Records from a collection of figures
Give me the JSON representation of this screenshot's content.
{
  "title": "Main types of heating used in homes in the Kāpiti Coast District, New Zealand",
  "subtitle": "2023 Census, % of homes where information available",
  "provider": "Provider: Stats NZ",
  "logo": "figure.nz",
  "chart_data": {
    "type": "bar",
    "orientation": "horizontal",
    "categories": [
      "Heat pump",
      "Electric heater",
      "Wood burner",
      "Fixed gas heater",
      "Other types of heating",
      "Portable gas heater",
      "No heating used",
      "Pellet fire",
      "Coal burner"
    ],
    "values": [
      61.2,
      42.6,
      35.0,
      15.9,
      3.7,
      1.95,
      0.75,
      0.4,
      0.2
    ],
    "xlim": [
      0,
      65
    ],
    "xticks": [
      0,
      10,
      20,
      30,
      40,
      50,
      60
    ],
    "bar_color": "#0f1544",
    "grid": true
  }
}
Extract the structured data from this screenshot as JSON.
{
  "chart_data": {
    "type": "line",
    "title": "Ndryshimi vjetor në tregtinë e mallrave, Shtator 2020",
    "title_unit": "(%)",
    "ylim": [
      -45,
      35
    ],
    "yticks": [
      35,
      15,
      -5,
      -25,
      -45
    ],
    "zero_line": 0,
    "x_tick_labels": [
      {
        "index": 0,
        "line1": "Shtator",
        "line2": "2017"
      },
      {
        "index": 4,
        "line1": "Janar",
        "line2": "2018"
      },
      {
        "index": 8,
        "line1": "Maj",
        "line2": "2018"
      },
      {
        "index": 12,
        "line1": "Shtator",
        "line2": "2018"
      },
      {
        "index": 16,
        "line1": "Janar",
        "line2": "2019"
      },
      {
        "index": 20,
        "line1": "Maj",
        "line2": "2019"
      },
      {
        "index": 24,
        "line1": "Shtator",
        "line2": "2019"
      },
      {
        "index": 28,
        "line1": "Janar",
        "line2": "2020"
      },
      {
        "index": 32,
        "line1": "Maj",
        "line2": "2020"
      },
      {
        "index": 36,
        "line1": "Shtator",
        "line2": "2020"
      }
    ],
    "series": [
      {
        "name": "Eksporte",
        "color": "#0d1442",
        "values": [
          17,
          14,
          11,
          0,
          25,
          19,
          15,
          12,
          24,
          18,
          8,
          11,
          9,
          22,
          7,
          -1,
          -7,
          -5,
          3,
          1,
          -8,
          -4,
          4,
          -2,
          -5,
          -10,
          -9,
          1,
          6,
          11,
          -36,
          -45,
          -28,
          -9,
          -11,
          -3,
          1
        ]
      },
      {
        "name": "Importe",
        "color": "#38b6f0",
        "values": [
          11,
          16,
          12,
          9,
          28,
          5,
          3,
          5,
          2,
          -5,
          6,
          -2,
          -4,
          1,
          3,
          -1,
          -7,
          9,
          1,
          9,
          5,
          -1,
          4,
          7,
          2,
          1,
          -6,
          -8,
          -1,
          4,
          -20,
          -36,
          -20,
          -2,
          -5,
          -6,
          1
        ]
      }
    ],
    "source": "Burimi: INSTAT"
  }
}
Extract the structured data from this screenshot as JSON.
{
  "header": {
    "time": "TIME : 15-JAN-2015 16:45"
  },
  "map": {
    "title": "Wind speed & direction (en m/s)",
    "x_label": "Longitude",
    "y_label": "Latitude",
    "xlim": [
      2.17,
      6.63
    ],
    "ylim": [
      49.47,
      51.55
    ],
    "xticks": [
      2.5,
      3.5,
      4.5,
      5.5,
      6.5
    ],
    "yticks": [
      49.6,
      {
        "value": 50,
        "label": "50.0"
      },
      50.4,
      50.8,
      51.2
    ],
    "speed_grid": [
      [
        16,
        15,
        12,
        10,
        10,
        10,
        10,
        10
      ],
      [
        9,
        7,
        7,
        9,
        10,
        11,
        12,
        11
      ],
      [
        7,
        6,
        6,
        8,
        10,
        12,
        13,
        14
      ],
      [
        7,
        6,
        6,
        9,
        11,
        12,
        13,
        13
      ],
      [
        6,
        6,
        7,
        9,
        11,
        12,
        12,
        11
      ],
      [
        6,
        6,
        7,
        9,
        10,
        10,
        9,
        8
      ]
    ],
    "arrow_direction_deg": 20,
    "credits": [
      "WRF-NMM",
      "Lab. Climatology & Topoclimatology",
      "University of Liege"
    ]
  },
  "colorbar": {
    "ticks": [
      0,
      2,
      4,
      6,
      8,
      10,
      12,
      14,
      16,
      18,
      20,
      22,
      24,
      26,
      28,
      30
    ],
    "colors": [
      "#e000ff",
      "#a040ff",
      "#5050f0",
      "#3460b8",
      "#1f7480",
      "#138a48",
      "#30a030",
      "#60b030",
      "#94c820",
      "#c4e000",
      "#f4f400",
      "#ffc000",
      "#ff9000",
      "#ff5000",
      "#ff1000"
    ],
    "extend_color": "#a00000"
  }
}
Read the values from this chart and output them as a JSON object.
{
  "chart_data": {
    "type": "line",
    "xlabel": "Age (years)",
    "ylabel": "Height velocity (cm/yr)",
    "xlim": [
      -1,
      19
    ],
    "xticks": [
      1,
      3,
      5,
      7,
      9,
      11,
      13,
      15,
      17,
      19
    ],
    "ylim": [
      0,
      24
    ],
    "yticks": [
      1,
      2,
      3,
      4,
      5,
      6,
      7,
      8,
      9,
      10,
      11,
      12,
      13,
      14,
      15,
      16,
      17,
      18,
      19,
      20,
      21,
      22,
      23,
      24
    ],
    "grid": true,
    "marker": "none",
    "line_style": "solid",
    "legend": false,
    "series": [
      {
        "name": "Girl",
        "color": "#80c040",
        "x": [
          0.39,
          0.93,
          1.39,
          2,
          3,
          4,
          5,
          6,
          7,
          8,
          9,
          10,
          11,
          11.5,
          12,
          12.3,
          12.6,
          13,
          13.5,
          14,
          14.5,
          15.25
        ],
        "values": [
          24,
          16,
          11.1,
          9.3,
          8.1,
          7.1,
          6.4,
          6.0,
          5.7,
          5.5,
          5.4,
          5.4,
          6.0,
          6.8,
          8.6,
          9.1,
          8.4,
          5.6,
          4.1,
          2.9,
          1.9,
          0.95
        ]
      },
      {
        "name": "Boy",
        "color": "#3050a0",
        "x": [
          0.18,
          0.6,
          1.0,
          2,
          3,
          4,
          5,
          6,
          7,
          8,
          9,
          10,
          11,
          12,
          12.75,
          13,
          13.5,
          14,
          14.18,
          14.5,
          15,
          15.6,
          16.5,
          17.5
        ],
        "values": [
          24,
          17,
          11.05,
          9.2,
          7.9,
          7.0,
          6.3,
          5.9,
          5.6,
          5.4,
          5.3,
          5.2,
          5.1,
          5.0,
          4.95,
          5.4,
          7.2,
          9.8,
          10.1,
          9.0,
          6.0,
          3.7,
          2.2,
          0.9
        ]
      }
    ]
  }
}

** Task description **
Your answer should be a single number: the count of lines in the listing that contain the word "heating".

** Task response **
3